## SET TASKS
A - Set down the part of the rooster thread from "Is he doing" up to and including "down a bit???".
B - Using the rooster thread, mark each statement yes or no and quote the words that decide it. (i) The rooster is fed black sunflower seeds. (ii) The rooster arrived in good condition. (iii) The reply proposes getting a hen or two.
C - Extend the forum thread about the friendly rooster, picking up after its final sentence.

## GIVEN TEXT
________________

# Rooster Questions



## BootedBantam

If you read my introductory, you can see the rooster chose me. I never liked anything with a beak to come close to me, but this rooster has made me love him. He came to me all beat up and missing a lot of feathers. His personality is friendly. He greets me at the front door every morning, loves sitting and having coffee with me in the morning, and following me around when I am gardening. He nests on up my front porch in a corner, but has free roam of fenced in front yard. Question: What should I be feeding him? I give him a bird seed mix and black sunflower seeds. I also give him leftovers or scraps from garden. Question: His friendly attitude is kinda changing. He has been acting funny. Getting real close to me as if he wants to be on my lap. I open my arms and try to invite him up, but then he starts acting like he's gonna peck me. I walk away or go in the house when he acts like this to show him I don't like it. Um, is he gonna peck my eye out?


----------



## adorson

Is he doing his rooster dance near you? They put their one wing down and do this little dance. It could be he is claiming you as he would one of his hens.? Is he the only chicken you have right now? Maybe getting a girl or two will settle him down a bit???


----------



## BootedBantam

His wings are up and he gets crazy eyes!! I think he smells my fear. He usually starts by putting his head down, as if he wants me rub his head. I used to be able to pet his comb for a bit, don't know what's going on?

________________

## DATA SUPPLIED
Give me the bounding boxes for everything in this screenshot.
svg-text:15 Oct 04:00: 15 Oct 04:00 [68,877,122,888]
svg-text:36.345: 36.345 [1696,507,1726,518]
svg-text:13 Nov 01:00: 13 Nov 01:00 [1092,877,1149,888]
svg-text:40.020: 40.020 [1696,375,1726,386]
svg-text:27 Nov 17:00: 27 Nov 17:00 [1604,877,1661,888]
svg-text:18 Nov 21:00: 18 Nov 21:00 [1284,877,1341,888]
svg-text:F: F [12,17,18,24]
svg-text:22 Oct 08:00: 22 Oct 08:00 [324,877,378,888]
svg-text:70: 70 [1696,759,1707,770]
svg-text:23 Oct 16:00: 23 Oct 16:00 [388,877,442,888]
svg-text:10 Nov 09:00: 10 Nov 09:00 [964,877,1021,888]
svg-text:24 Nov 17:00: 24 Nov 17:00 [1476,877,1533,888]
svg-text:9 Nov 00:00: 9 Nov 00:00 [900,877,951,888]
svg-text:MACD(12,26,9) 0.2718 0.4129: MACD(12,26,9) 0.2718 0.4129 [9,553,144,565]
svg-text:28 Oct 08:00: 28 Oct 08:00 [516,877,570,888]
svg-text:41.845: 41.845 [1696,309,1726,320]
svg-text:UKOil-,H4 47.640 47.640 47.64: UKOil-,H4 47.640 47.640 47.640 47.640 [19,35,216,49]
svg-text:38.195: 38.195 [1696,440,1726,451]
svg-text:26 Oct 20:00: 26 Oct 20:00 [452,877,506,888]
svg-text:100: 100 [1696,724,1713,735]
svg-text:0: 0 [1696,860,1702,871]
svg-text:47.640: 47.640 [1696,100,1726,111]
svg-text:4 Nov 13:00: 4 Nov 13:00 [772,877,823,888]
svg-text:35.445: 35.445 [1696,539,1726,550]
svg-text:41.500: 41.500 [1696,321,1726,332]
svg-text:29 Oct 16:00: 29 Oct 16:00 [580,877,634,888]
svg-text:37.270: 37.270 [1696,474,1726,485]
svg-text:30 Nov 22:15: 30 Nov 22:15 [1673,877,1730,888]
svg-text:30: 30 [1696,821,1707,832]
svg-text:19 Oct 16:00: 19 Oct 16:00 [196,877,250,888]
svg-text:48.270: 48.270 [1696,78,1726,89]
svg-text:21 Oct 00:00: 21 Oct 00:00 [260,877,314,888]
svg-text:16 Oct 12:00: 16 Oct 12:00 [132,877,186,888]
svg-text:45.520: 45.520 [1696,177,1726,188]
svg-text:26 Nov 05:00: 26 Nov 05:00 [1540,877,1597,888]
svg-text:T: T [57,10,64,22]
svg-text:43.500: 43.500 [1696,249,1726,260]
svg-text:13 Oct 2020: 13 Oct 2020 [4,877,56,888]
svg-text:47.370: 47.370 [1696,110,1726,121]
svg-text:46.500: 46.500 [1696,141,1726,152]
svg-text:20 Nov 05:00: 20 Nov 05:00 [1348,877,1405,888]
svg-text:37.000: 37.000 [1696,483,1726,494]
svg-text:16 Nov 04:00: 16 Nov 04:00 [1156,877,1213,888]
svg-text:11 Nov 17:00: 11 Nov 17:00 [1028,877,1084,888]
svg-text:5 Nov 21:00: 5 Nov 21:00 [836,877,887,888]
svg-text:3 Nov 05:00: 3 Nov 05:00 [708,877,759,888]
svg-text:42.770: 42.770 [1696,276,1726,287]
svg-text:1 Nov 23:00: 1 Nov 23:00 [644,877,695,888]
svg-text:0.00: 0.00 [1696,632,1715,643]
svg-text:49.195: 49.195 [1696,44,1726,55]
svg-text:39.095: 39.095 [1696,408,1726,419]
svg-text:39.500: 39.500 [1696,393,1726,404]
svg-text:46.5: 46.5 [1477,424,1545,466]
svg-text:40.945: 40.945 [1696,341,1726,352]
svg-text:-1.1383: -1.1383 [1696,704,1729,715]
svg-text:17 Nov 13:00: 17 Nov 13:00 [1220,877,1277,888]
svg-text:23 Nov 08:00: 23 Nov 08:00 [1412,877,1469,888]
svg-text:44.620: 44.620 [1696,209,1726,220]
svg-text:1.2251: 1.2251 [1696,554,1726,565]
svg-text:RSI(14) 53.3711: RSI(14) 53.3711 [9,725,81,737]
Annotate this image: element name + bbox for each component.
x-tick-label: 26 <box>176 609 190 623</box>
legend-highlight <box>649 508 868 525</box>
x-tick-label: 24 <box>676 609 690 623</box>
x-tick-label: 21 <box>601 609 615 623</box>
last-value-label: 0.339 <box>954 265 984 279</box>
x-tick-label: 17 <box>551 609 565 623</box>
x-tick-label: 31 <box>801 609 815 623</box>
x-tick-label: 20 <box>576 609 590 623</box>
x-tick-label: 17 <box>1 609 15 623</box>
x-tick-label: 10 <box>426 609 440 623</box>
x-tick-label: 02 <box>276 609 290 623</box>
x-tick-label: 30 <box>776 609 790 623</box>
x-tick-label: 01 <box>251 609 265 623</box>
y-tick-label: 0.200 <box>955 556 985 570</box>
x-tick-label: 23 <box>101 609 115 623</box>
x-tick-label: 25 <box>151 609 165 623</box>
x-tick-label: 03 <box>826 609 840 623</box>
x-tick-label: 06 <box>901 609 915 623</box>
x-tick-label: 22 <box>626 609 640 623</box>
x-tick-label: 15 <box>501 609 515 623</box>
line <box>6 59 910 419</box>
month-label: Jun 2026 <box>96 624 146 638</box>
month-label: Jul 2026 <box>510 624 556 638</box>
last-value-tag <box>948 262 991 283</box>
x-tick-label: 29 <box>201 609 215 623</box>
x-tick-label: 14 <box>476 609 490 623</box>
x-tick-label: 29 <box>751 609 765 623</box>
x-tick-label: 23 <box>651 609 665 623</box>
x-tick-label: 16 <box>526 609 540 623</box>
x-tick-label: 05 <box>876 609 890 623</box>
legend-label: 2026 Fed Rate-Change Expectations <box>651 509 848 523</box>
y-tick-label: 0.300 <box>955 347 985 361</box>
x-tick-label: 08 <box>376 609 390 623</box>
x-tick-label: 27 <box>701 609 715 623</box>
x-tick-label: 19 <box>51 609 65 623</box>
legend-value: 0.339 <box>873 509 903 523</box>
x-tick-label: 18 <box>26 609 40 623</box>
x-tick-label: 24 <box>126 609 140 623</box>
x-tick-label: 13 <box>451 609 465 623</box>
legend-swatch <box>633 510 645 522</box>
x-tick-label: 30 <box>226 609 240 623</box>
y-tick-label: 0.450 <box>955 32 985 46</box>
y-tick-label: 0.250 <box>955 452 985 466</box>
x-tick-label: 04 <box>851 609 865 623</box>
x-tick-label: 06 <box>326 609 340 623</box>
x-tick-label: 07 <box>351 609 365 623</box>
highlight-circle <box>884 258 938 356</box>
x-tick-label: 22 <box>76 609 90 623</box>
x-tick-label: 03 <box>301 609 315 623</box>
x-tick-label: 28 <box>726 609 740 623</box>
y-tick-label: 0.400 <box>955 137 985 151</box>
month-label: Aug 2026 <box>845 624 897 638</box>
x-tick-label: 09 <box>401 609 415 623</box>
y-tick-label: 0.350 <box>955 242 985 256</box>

________________

## TASK-BY-TASK ANSWERS
A -
Is he doing his rooster dance near you? They put their one wing down and do this little dance. It could be he is claiming you as he would one of his hens.? Is he the only chicken you have right now? Maybe getting a girl or two will settle him down a bit???

B -
(i) Yes: "I give him a bird seed mix and black sunflower seeds."
(ii) No: "He came to me all beat up and missing a lot of feathers."
(iii) Yes: "Maybe getting a girl or two will settle him down a bit???"

C -
----------



## earlyt89

I have heard feeding wild bird seed is bad for them. Or it just doesn't have the necessary nutrients. If he's free ranging I would just feed him scratch mixed with the black oil sunflower seed. He might be trying to claim you if there aren't any hens around. Don't let him near your face if you have a concern. My cousin got pecked in the eye by a very friendly hen that was just curious


----------



## BootedBantam

No other hens..but getting ready to get some laying females. Recycyle re-use coop in construction. Not sure which breed to get for him or how many? I will have eight nesting boxes in coop. And not to be funny, but planning to put on some sunglasses and heavy gloves and teach this rooster who's boss!! Can I spank him, tell him no, and maybe throw him in the coop?


----------



## earlyt89

A rooster can handle 8 hens easily. Doesn't matter which breeds. They aren't picky. U could try "bonding". Where u hold the rooster in your arms. His head between your elbow and ribs with his tail feathers pointing out in front and hold him for as long as you can for a few weeks. Hold him tight enough where he can't move and tuck his wings down where he can't flap. If you hit or slap him it will dogface the opposite effect by making him more aggressive.


----------



## BootedBantam

Thank you very much for responding!! Promise not to hit him!! I will try to hold him, wish I could video tape it, because this is going to be interesting. I have Never held a chicken. So, just walk up grab legs from behind and tuck under my arm? I hope the chicken Gods are with me today!!


----------



## BootedBantam

*coop in progress*

This is the bottom half. I am working on a door and building house on top.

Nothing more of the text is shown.